◆ Request ◆
Are you able to quote each entry exactly as written?
---------- Information provided
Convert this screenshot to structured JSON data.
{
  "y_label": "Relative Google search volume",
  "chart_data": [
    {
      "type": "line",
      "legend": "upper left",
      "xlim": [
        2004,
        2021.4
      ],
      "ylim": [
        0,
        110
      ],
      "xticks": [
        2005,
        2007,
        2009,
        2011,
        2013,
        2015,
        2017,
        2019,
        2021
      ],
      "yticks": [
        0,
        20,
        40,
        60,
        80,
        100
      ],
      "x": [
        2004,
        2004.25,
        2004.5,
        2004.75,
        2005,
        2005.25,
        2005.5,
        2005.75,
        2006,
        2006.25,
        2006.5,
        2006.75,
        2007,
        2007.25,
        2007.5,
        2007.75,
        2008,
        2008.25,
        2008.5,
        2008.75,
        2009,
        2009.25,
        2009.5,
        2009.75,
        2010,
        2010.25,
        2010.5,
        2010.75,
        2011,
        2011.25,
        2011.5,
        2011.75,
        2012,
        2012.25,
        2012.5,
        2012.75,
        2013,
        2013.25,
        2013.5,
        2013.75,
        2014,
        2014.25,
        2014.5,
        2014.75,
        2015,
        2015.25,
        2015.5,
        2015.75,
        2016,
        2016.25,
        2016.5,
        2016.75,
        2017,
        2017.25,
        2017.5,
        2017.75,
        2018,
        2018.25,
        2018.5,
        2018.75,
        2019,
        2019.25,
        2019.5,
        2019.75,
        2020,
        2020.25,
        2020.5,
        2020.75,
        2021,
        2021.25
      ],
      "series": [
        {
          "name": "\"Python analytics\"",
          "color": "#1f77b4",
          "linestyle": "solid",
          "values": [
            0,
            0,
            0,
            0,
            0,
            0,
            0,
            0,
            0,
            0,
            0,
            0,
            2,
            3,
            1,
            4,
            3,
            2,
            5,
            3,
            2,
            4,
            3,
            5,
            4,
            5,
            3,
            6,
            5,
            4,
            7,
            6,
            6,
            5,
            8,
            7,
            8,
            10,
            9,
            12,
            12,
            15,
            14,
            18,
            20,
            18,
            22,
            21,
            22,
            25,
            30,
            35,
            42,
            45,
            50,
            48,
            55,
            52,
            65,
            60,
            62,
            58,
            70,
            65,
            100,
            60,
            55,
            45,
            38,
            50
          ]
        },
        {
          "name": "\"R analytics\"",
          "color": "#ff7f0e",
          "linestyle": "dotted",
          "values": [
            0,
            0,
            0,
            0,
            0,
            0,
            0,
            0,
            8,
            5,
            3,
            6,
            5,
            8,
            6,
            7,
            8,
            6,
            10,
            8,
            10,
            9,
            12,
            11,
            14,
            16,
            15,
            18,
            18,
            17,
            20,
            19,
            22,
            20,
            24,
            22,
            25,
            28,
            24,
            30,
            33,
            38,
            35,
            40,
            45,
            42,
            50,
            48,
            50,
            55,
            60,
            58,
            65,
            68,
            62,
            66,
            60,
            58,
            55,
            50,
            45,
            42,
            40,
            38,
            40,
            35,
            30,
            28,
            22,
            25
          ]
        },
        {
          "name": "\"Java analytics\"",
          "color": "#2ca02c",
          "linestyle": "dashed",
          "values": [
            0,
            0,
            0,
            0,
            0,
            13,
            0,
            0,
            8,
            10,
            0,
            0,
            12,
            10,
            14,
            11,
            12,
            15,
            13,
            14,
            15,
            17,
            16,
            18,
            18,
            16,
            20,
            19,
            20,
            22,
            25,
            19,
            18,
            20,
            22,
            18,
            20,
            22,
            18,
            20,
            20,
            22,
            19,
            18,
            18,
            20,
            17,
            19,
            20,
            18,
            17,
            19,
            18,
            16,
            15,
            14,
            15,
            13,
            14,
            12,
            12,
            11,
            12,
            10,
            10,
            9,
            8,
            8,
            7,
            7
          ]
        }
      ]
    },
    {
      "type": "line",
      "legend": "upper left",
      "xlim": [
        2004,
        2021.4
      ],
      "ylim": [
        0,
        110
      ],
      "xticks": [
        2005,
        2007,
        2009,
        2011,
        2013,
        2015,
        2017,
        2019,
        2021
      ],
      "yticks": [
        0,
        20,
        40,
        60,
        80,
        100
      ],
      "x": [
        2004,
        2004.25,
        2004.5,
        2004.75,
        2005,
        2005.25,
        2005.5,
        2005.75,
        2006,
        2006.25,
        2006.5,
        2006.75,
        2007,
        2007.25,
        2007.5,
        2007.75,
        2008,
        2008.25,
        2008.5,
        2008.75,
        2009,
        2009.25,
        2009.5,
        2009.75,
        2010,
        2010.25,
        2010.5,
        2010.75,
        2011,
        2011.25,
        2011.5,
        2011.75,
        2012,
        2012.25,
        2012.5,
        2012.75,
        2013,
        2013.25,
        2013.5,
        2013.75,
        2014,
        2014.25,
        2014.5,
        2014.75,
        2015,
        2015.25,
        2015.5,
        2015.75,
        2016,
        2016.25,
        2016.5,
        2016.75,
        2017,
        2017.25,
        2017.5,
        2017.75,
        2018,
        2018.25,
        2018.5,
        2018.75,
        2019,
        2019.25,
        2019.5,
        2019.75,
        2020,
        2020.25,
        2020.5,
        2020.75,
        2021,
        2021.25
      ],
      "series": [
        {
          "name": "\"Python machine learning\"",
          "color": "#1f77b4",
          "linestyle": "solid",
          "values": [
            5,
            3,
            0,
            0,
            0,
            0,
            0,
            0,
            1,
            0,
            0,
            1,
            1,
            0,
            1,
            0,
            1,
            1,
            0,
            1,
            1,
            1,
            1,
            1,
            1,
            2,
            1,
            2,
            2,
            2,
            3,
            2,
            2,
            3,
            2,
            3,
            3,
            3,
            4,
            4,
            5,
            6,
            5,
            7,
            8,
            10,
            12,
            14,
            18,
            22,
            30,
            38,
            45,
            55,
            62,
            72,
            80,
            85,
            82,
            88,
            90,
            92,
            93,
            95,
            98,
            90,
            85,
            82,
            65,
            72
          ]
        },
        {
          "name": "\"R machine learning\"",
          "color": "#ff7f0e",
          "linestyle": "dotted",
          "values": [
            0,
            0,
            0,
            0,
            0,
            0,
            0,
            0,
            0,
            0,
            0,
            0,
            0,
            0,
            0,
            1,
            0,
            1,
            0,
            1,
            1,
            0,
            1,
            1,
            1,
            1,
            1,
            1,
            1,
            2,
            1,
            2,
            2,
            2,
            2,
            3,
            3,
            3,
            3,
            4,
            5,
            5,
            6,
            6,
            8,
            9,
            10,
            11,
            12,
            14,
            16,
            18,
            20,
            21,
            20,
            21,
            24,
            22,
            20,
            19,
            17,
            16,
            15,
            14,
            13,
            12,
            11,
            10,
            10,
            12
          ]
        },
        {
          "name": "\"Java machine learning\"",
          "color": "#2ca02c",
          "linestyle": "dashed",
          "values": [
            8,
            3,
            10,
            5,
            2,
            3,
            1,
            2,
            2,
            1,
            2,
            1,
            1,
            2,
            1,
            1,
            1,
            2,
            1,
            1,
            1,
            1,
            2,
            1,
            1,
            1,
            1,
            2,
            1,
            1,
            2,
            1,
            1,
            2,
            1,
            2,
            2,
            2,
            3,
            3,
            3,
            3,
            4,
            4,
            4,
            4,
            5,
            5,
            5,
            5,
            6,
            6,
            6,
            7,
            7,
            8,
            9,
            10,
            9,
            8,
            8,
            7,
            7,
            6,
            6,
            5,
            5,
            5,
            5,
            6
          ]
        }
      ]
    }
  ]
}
--------------------
◆ Completed task ◆
Convert this screenshot to structured JSON data.
{
  "y_label": "Relative Google search volume",
  "chart_data": [
    {
      "type": "line",
      "legend": "upper left",
      "xlim": [
        2004,
        2021.4
      ],
      "ylim": [
        0,
        110
      ],
      "xticks": [
        2005,
        2007,
        2009,
        2011,
        2013,
        2015,
        2017,
        2019,
        2021
      ],
      "yticks": [
        0,
        20,
        40,
        60,
        80,
        100
      ],
      "x": [
        2004,
        2004.25,
        2004.5,
        2004.75,
        2005,
        2005.25,
        2005.5,
        2005.75,
        2006,
        2006.25,
        2006.5,
        2006.75,
        2007,
        2007.25,
        2007.5,
        2007.75,
        2008,
        2008.25,
        2008.5,
        2008.75,
        2009,
        2009.25,
        2009.5,
        2009.75,
        2010,
        2010.25,
        2010.5,
        2010.75,
        2011,
        2011.25,
        2011.5,
        2011.75,
        2012,
        2012.25,
        2012.5,
        2012.75,
        2013,
        2013.25,
        2013.5,
        2013.75,
        2014,
        2014.25,
        2014.5,
        2014.75,
        2015,
        2015.25,
        2015.5,
        2015.75,
        2016,
        2016.25,
        2016.5,
        2016.75,
        2017,
        2017.25,
        2017.5,
        2017.75,
        2018,
        2018.25,
        2018.5,
        2018.75,
        2019,
        2019.25,
        2019.5,
        2019.75,
        2020,
        2020.25,
        2020.5,
        2020.75,
        2021,
        2021.25
      ],
      "series": [
        {
          "name": "\"Python analytics\"",
          "color": "#1f77b4",
          "linestyle": "solid",
          "values": [
            0,
            0,
            0,
            0,
            0,
            0,
            0,
            0,
            0,
            0,
            0,
            0,
            2,
            3,
            1,
            4,
            3,
            2,
            5,
            3,
            2,
            4,
            3,
            5,
            4,
            5,
            3,
            6,
            5,
            4,
            7,
            6,
            6,
            5,
            8,
            7,
            8,
            10,
            9,
            12,
            12,
            15,
            14,
            18,
            20,
            18,
            22,
            21,
            22,
            25,
            30,
            35,
            42,
            45,
            50,
            48,
            55,
            52,
            65,
            60,
            62,
            58,
            70,
            65,
            100,
            60,
            55,
            45,
            38,
            50
          ]
        },
        {
          "name": "\"R analytics\"",
          "color": "#ff7f0e",
          "linestyle": "dotted",
          "values": [
            0,
            0,
            0,
            0,
            0,
            0,
            0,
            0,
            8,
            5,
            3,
            6,
            5,
            8,
            6,
            7,
            8,
            6,
            10,
            8,
            10,
            9,
            12,
            11,
            14,
            16,
            15,
            18,
            18,
            17,
            20,
            19,
            22,
            20,
            24,
            22,
            25,
            28,
            24,
            30,
            33,
            38,
            35,
            40,
            45,
            42,
            50,
            48,
            50,
            55,
            60,
            58,
            65,
            68,
            62,
            66,
            60,
            58,
            55,
            50,
            45,
            42,
            40,
            38,
            40,
            35,
            30,
            28,
            22,
            25
          ]
        },
        {
          "name": "\"Java analytics\"",
          "color": "#2ca02c",
          "linestyle": "dashed",
          "values": [
            0,
            0,
            0,
            0,
            0,
            13,
            0,
            0,
            8,
            10,
            0,
            0,
            12,
            10,
            14,
            11,
            12,
            15,
            13,
            14,
            15,
            17,
            16,
            18,
            18,
            16,
            20,
            19,
            20,
            22,
            25,
            19,
            18,
            20,
            22,
            18,
            20,
            22,
            18,
            20,
            20,
            22,
            19,
            18,
            18,
            20,
            17,
            19,
            20,
            18,
            17,
            19,
            18,
            16,
            15,
            14,
            15,
            13,
            14,
            12,
            12,
            11,
            12,
            10,
            10,
            9,
            8,
            8,
            7,
            7
          ]
        }
      ]
    },
    {
      "type": "line",
      "legend": "upper left",
      "xlim": [
        2004,
        2021.4
      ],
      "ylim": [
        0,
        110
      ],
      "xticks": [
        2005,
        2007,
        2009,
        2011,
        2013,
        2015,
        2017,
        2019,
        2021
      ],
      "yticks": [
        0,
        20,
        40,
        60,
        80,
        100
      ],
      "x": [
        2004,
        2004.25,
        2004.5,
        2004.75,
        2005,
        2005.25,
        2005.5,
        2005.75,
        2006,
        2006.25,
        2006.5,
        2006.75,
        2007,
        2007.25,
        2007.5,
        2007.75,
        2008,
        2008.25,
        2008.5,
        2008.75,
        2009,
        2009.25,
        2009.5,
        2009.75,
        2010,
        2010.25,
        2010.5,
        2010.75,
        2011,
        2011.25,
        2011.5,
        2011.75,
        2012,
        2012.25,
        2012.5,
        2012.75,
        2013,
        2013.25,
        2013.5,
        2013.75,
        2014,
        2014.25,
        2014.5,
        2014.75,
        2015,
        2015.25,
        2015.5,
        2015.75,
        2016,
        2016.25,
        2016.5,
        2016.75,
        2017,
        2017.25,
        2017.5,
        2017.75,
        2018,
        2018.25,
        2018.5,
        2018.75,
        2019,
        2019.25,
        2019.5,
        2019.75,
        2020,
        2020.25,
        2020.5,
        2020.75,
        2021,
        2021.25
      ],
      "series": [
        {
          "name": "\"Python machine learning\"",
          "color": "#1f77b4",
          "linestyle": "solid",
          "values": [
            5,
            3,
            0,
            0,
            0,
            0,
            0,
            0,
            1,
            0,
            0,
            1,
            1,
            0,
            1,
            0,
            1,
            1,
            0,
            1,
            1,
            1,
            1,
            1,
            1,
            2,
            1,
            2,
            2,
            2,
            3,
            2,
            2,
            3,
            2,
            3,
            3,
            3,
            4,
            4,
            5,
            6,
            5,
            7,
            8,
            10,
            12,
            14,
            18,
            22,
            30,
            38,
            45,
            55,
            62,
            72,
            80,
            85,
            82,
            88,
            90,
            92,
            93,
            95,
            98,
            90,
            85,
            82,
            65,
            72
          ]
        },
        {
          "name": "\"R machine learning\"",
          "color": "#ff7f0e",
          "linestyle": "dotted",
          "values": [
            0,
            0,
            0,
            0,
            0,
            0,
            0,
            0,
            0,
            0,
            0,
            0,
            0,
            0,
            0,
            1,
            0,
            1,
            0,
            1,
            1,
            0,
            1,
            1,
            1,
            1,
            1,
            1,
            1,
            2,
            1,
            2,
            2,
            2,
            2,
            3,
            3,
            3,
            3,
            4,
            5,
            5,
            6,
            6,
            8,
            9,
            10,
            11,
            12,
            14,
            16,
            18,
            20,
            21,
            20,
            21,
            24,
            22,
            20,
            19,
            17,
            16,
            15,
            14,
            13,
            12,
            11,
            10,
            10,
            12
          ]
        },
        {
          "name": "\"Java machine learning\"",
          "color": "#2ca02c",
          "linestyle": "dashed",
          "values": [
            8,
            3,
            10,
            5,
            2,
            3,
            1,
            2,
            2,
            1,
            2,
            1,
            1,
            2,
            1,
            1,
            1,
            2,
            1,
            1,
            1,
            1,
            2,
            1,
            1,
            1,
            1,
            2,
            1,
            1,
            2,
            1,
            1,
            2,
            1,
            2,
            2,
            2,
            3,
            3,
            3,
            3,
            4,
            4,
            4,
            4,
            5,
            5,
            5,
            5,
            6,
            6,
            6,
            7,
            7,
            8,
            9,
            10,
            9,
            8,
            8,
            7,
            7,
            6,
            6,
            5,
            5,
            5,
            5,
            6
          ]
        }
      ]
    }
  ]
}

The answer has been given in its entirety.